Directions: Whenever a line contains the string "本大题共", copy it out of the entries.

Record excerpts:
========
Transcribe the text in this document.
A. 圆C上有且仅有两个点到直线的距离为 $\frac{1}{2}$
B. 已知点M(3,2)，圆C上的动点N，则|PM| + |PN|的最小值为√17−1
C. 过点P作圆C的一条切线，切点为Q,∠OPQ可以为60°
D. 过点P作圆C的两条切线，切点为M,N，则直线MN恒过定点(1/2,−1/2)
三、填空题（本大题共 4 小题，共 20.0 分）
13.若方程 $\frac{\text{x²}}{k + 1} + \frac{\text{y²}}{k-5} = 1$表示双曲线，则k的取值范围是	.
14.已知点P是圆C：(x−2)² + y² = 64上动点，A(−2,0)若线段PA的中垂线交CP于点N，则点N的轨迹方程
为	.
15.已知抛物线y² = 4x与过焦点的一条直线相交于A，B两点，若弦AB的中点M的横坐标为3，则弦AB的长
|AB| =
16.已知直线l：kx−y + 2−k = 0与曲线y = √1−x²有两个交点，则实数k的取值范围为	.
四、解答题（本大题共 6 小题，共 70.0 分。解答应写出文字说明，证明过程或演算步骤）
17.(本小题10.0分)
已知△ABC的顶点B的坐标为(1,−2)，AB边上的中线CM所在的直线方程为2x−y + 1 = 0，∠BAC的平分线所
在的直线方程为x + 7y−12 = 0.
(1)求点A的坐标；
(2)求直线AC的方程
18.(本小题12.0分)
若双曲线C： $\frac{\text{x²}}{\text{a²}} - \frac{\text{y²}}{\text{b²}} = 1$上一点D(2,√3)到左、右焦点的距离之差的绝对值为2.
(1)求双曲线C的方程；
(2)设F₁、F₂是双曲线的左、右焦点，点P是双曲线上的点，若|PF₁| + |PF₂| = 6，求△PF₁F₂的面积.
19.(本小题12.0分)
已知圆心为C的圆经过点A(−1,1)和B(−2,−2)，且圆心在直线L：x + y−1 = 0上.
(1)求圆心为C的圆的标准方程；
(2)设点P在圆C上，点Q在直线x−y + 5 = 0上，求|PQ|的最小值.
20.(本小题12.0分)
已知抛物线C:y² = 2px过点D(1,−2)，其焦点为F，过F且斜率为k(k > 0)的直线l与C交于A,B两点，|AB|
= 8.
========
Answer to the task:
三、填空题（本大题共 4 小题，共 20.0 分）
四、解答题（本大题共 6 小题，共 70.0 分。解答应写出文字说明，证明过程或演算步骤）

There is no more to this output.